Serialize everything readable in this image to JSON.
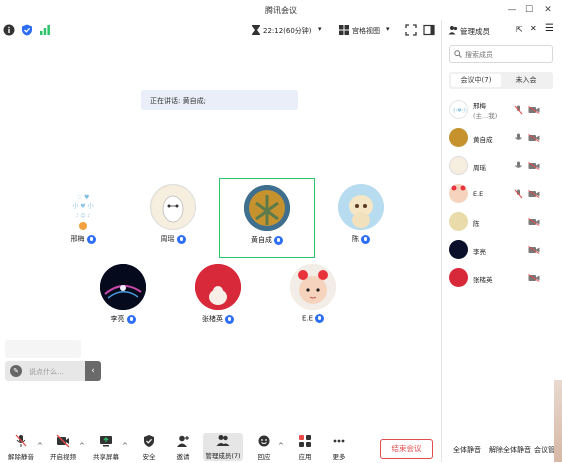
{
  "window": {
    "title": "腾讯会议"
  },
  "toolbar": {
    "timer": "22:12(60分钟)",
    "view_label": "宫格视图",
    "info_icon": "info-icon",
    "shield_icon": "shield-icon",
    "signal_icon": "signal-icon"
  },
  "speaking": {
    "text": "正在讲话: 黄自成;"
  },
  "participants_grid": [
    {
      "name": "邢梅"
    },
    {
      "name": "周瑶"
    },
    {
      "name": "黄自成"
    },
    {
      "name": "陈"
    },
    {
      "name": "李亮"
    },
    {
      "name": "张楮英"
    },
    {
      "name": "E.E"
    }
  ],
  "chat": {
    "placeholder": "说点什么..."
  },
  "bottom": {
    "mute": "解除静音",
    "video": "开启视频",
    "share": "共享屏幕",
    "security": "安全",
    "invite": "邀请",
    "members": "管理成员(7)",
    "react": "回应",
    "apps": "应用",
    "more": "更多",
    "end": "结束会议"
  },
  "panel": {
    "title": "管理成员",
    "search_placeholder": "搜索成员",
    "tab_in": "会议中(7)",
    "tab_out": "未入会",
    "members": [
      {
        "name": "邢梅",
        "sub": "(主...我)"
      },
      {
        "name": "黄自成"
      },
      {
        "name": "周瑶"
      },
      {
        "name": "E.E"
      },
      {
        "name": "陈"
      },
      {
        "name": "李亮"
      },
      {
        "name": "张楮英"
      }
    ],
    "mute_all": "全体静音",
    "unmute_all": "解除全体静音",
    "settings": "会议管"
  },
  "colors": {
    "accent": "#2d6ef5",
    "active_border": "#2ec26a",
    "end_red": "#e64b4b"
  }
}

......

Problem requirements
Quote the data exactly, leaving every image out of the copy.

Response to the task
Serialize everything readable in this image to JSON.
{
  "window": {
    "title": "腾讯会议"
  },
  "toolbar": {
    "timer": "22:12(60分钟)",
    "view_label": "宫格视图",
    "info_icon": "info-icon",
    "shield_icon": "shield-icon",
    "signal_icon": "signal-icon"
  },
  "speaking": {
    "text": "正在讲话: 黄自成;"
  },
  "participants_grid": [
    {
      "name": "邢梅"
    },
    {
      "name": "周瑶"
    },
    {
      "name": "黄自成"
    },
    {
      "name": "陈"
    },
    {
      "name": "李亮"
    },
    {
      "name": "张楮英"
    },
    {
      "name": "E.E"
    }
  ],
  "chat": {
    "placeholder": "说点什么..."
  },
  "bottom": {
    "mute": "解除静音",
    "video": "开启视频",
    "share": "共享屏幕",
    "security": "安全",
    "invite": "邀请",
    "members": "管理成员(7)",
    "react": "回应",
    "apps": "应用",
    "more": "更多",
    "end": "结束会议"
  },
  "panel": {
    "title": "管理成员",
    "search_placeholder": "搜索成员",
    "tab_in": "会议中(7)",
    "tab_out": "未入会",
    "members": [
      {
        "name": "邢梅",
        "sub": "(主...我)"
      },
      {
        "name": "黄自成"
      },
      {
        "name": "周瑶"
      },
      {
        "name": "E.E"
      },
      {
        "name": "陈"
      },
      {
        "name": "李亮"
      },
      {
        "name": "张楮英"
      }
    ],
    "mute_all": "全体静音",
    "unmute_all": "解除全体静音",
    "settings": "会议管"
  },
  "colors": {
    "accent": "#2d6ef5",
    "active_border": "#2ec26a",
    "end_red": "#e64b4b"
  }
}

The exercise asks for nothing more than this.